## The task:
Please list all lines of the material below in which the string "growth" occurs.

──────────────────────────────

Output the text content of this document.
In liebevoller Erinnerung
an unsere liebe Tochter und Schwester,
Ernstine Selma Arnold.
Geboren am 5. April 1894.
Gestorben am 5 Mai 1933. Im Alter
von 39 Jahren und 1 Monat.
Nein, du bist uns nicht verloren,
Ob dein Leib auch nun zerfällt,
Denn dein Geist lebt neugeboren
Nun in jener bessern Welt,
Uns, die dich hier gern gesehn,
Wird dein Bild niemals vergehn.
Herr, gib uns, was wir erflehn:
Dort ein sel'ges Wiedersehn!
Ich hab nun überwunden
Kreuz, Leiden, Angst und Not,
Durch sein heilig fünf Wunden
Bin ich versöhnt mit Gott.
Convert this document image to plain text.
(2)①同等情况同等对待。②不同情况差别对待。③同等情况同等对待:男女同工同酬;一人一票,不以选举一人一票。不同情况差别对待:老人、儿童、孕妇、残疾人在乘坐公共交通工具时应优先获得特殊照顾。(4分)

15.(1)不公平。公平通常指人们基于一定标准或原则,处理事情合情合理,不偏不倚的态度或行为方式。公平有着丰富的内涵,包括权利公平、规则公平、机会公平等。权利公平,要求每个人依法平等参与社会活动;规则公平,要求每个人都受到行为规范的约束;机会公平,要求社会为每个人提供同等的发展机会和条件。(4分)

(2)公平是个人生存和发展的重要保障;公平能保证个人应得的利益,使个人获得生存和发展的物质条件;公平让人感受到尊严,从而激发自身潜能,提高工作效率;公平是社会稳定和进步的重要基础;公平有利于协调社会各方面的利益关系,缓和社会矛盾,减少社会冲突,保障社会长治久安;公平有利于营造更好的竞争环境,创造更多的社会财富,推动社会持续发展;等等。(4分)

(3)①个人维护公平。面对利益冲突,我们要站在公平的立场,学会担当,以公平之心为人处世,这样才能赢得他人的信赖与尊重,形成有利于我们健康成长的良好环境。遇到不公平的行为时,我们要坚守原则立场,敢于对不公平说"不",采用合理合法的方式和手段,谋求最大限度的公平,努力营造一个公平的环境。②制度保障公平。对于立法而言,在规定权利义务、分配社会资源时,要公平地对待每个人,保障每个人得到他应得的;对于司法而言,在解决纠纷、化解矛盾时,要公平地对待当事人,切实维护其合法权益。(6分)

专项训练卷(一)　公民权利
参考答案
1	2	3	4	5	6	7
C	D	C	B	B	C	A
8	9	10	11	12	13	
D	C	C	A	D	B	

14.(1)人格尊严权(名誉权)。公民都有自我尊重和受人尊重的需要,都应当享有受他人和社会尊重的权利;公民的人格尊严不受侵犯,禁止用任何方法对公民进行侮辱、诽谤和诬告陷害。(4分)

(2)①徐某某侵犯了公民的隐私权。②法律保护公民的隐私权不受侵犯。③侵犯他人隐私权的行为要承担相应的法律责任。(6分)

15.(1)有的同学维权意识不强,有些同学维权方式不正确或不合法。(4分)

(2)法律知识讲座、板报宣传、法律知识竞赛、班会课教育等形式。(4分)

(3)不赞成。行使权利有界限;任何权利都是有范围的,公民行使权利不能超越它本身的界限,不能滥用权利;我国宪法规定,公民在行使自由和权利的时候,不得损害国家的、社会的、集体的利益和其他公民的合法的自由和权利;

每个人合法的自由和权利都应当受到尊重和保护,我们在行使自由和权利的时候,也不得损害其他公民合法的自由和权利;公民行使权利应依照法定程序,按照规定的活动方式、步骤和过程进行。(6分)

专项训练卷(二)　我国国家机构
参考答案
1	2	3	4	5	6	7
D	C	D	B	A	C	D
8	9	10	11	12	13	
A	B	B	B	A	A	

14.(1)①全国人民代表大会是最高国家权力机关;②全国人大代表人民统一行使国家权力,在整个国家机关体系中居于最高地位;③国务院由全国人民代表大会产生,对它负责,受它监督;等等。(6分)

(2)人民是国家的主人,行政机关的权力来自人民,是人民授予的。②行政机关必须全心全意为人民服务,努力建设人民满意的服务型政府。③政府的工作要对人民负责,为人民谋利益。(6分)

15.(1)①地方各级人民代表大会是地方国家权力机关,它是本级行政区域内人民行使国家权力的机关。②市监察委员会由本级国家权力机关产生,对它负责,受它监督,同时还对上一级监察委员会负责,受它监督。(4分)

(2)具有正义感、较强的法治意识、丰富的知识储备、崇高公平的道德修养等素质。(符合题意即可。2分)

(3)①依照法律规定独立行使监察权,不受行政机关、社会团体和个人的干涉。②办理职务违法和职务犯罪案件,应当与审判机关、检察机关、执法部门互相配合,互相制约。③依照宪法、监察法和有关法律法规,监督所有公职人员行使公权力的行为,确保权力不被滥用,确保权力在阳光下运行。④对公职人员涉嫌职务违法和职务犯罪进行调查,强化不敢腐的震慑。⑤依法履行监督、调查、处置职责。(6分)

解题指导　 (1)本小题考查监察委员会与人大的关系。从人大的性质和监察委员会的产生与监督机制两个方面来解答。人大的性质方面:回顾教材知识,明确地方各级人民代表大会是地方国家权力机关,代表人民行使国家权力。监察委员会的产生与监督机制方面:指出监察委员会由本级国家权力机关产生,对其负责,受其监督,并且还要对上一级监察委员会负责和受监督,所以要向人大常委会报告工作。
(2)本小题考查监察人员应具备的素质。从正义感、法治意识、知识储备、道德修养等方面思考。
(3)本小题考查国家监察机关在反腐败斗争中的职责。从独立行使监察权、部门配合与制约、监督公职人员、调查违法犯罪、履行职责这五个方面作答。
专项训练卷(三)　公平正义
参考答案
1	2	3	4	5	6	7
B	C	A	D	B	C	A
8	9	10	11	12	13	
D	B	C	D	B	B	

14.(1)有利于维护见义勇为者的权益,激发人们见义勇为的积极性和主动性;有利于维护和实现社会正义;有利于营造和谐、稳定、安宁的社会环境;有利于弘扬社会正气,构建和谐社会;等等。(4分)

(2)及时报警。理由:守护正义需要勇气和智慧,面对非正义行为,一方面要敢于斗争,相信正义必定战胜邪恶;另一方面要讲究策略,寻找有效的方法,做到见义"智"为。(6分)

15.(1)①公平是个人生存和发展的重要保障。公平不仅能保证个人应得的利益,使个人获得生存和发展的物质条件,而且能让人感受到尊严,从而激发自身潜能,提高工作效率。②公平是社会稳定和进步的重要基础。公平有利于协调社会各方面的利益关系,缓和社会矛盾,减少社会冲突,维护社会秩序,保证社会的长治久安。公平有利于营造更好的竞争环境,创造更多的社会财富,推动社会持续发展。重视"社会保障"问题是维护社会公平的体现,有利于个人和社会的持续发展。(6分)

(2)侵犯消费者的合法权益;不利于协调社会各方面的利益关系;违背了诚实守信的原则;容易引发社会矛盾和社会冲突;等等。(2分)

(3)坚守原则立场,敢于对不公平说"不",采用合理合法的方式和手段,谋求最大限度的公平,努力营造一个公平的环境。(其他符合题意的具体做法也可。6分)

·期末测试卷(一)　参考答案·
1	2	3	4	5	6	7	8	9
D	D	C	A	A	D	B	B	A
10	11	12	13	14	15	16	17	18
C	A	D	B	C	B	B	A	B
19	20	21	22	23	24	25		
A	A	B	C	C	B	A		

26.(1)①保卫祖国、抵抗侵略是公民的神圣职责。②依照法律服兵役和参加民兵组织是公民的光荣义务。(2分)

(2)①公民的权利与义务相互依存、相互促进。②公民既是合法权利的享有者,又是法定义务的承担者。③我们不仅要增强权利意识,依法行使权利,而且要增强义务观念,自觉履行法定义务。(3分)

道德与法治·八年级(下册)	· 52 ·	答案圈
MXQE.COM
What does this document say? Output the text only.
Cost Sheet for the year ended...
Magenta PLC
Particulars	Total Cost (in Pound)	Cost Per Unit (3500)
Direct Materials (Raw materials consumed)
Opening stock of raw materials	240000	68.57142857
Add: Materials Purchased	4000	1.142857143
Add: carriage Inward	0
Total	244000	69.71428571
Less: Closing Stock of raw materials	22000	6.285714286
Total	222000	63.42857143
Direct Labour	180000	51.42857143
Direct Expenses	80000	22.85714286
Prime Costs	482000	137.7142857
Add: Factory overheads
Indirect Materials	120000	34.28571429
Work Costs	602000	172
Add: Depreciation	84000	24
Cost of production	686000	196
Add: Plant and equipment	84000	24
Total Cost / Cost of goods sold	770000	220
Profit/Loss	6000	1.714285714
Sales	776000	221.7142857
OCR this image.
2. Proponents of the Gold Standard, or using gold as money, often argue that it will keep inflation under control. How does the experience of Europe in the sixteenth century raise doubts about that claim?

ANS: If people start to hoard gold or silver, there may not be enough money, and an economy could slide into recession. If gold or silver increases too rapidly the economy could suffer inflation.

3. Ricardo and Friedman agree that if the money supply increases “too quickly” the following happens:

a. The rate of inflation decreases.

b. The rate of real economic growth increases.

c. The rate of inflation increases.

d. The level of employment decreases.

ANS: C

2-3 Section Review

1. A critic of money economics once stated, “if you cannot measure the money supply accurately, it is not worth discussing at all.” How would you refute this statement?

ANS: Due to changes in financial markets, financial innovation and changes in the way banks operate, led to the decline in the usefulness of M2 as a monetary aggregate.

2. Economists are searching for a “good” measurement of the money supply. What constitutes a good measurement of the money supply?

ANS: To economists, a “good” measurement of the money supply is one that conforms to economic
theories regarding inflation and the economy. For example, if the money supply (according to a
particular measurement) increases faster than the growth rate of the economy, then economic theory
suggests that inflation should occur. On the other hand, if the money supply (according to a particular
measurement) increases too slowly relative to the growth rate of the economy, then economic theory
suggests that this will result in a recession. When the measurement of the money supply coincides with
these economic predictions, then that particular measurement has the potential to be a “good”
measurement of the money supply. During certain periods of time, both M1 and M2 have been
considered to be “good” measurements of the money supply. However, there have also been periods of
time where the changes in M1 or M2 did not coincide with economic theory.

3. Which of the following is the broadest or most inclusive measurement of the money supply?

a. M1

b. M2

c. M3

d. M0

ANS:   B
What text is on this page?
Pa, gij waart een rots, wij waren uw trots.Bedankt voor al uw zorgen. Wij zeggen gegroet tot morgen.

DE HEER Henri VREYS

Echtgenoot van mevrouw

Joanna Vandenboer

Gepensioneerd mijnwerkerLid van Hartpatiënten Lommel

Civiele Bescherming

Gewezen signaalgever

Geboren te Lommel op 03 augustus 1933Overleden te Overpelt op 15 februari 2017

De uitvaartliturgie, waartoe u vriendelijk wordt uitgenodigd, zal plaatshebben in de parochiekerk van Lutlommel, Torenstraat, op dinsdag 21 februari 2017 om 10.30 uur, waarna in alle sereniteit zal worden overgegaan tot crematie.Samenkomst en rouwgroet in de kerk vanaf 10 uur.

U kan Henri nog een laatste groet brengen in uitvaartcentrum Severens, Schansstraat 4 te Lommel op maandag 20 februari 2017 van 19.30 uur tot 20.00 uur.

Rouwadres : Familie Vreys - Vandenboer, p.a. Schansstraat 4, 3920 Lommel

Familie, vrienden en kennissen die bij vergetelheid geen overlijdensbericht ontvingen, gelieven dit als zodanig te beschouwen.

──────────────────────────────

## Output for this exercise:
b. The rate of real economic growth increases.
particular measurement) increases faster than the growth rate of the economy, then economic theory
measurement) increases too slowly relative to the growth rate of the economy, then economic theory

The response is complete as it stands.